→ **JOB A**: Reproduce the rows character for character, starting at the first row and ending at the line that contains "Bar xyxy=(280,135,297,157)".

As recorded by Bede, and never successfully disputed by modern historians, the Anglo-Saxons were conquerors and settlers in England, which takes its name from them (not the other way round).  The Vikings (chiefly Danish) were ethnically the same people as the few thousand Normans who came in the wake of William the Conqueror and both were virtually the same as the Anglo-Saxons.  To all intents and purposes the English were a completely defined people by the 12th century, living within precisely defined national and even county boundaries, which barely changed from the 10th century to the 20th.

Such immigrations as occurred after were a tiny trickle by current standards: Flemish in the 13th century, Huguenots in the 17th century, perhaps 60,000 in total or 1% spread over 400 years, north European people, almost the same ethnically as the English, speaking languages which constitute the two main ingredients of modern English and after one generation assimilated into the English population.

Despite these undoubted and easily ascertainable facts, there has been an audacious, shameless, concerted attempt in some media and educational circles to disrupt the native English people’s sense of their own identity – as I have illustrated with one example from literally hundreds I have noted over the last 30 years – in favour of an all-powerful multiculturalism, which means in practice depriving English children – the great majority – of their inheritance.

In November 1939 the Cabinet was provided with an estimate of the total number of non-European people in Britain amounting to 7,000 or 0.015%, mostly around the ports.  In fact even allowing for the 50,000 or so Russian-Jewish refugees in the 1890s and the 40-50,000 German-Jewish refugees in the 1930s, England and the British Isles as a whole constitute, over the 10 centuries up to 1939, 30 generations, one of the most stable, least immigrated of all nations, matched in this regard only by Japan, another island nation.  Since then, the non-European population has been allowed to grow from this miniscule figure to around 10% today and 20% projected for 2050.

Multicultural divisiveness

One of the dramatic victories notched up by the multicultural warriors was the ruining of the career of a Bradford headmaster who had dared in 1986, in a relatively obscure journal, to question the motives and methods of those who would champion the supposed identity needs of Pakistani Asian school children at the expense of their learning about British life and specifically Britain’s history, its constitution, laws, even its language.

→ **DATA PROVIDED**:
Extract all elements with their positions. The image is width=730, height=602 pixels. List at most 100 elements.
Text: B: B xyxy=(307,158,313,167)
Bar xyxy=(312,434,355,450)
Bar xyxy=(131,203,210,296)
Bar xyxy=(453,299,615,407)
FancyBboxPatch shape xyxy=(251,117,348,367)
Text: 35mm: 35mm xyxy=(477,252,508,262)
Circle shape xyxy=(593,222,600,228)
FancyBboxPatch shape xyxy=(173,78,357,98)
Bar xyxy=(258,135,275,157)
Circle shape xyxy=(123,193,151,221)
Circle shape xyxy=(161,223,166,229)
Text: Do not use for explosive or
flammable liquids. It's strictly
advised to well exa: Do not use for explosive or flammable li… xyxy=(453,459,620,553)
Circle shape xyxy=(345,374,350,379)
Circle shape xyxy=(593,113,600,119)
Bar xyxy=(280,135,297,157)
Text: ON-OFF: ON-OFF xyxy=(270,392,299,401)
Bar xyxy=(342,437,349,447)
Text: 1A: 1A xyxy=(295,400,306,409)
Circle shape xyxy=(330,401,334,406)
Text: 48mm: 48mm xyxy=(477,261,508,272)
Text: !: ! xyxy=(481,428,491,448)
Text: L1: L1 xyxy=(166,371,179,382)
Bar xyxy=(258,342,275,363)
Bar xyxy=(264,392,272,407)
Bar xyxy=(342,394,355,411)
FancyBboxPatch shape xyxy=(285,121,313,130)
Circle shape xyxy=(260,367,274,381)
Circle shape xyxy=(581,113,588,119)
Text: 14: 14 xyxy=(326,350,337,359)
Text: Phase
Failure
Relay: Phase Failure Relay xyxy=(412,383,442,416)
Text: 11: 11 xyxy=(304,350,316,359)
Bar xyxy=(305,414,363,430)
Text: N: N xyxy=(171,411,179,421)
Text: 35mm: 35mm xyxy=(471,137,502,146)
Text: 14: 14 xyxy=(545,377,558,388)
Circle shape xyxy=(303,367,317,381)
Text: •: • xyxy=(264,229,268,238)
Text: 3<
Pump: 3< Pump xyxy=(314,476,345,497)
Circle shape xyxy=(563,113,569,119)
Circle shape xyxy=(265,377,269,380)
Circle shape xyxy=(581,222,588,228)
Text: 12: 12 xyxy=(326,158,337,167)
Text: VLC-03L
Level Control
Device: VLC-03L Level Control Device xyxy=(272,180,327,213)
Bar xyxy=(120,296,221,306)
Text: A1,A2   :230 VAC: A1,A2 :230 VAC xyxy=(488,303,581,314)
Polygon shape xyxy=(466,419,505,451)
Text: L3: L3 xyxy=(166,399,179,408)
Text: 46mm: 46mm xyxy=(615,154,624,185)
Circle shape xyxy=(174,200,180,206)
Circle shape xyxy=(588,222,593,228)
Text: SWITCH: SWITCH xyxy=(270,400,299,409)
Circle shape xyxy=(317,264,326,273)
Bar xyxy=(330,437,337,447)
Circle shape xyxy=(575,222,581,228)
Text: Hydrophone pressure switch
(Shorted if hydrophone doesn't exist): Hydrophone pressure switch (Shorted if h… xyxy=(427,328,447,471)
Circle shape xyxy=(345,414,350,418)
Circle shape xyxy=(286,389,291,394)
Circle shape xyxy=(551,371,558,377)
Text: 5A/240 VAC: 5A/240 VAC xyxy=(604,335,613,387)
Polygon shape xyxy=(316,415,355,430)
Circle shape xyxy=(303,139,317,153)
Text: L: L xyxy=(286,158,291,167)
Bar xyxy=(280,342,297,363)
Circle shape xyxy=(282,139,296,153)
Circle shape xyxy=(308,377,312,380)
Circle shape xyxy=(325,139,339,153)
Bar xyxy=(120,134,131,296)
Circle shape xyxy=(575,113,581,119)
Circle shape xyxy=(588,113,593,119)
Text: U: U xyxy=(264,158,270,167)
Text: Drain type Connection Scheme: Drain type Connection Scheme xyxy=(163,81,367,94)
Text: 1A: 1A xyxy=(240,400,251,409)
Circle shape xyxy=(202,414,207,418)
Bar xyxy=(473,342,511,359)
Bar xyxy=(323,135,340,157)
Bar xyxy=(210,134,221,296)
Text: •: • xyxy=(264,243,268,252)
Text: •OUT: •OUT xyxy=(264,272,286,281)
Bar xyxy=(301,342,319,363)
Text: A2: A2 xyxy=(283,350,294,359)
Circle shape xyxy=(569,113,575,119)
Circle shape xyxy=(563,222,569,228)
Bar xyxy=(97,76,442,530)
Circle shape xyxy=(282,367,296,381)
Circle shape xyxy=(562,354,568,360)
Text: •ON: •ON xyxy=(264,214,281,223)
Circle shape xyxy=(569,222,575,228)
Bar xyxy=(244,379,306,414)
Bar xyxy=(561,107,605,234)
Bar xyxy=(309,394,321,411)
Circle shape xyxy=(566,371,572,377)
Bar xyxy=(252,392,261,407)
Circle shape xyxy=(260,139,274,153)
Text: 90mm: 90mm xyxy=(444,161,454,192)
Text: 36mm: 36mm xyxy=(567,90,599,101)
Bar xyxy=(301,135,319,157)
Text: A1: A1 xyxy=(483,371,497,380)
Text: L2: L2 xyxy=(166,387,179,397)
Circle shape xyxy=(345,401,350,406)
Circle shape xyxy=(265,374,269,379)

→ **JOB B**: Quote the passage on English immigration history word for word, starting at "As recorded by" and ending at "to the 20th.".

→ **RESULT A**:
Extract all elements with their positions. The image is width=730, height=602 pixels. List at most 100 elements.
Text: B: B xyxy=(307,158,313,167)
Bar xyxy=(312,434,355,450)
Bar xyxy=(131,203,210,296)
Bar xyxy=(453,299,615,407)
FancyBboxPatch shape xyxy=(251,117,348,367)
Text: 35mm: 35mm xyxy=(477,252,508,262)
Circle shape xyxy=(593,222,600,228)
FancyBboxPatch shape xyxy=(173,78,357,98)
Bar xyxy=(258,135,275,157)
Circle shape xyxy=(123,193,151,221)
Circle shape xyxy=(161,223,166,229)
Text: Do not use for explosive or
flammable liquids. It's strictly
advised to well exa: Do not use for explosive or flammable li… xyxy=(453,459,620,553)
Circle shape xyxy=(345,374,350,379)
Circle shape xyxy=(593,113,600,119)
Bar xyxy=(280,135,297,157)

→ **RESULT B**:
As recorded by Bede, and never successfully disputed by modern historians, the Anglo-Saxons were conquerors and settlers in England, which takes its name from them (not the other way round).  The Vikings (chiefly Danish) were ethnically the same people as the few thousand Normans who came in the wake of William the Conqueror and both were virtually the same as the Anglo-Saxons.  To all intents and purposes the English were a completely defined people by the 12th century, living within precisely defined national and even county boundaries, which barely changed from the 10th century to the 20th.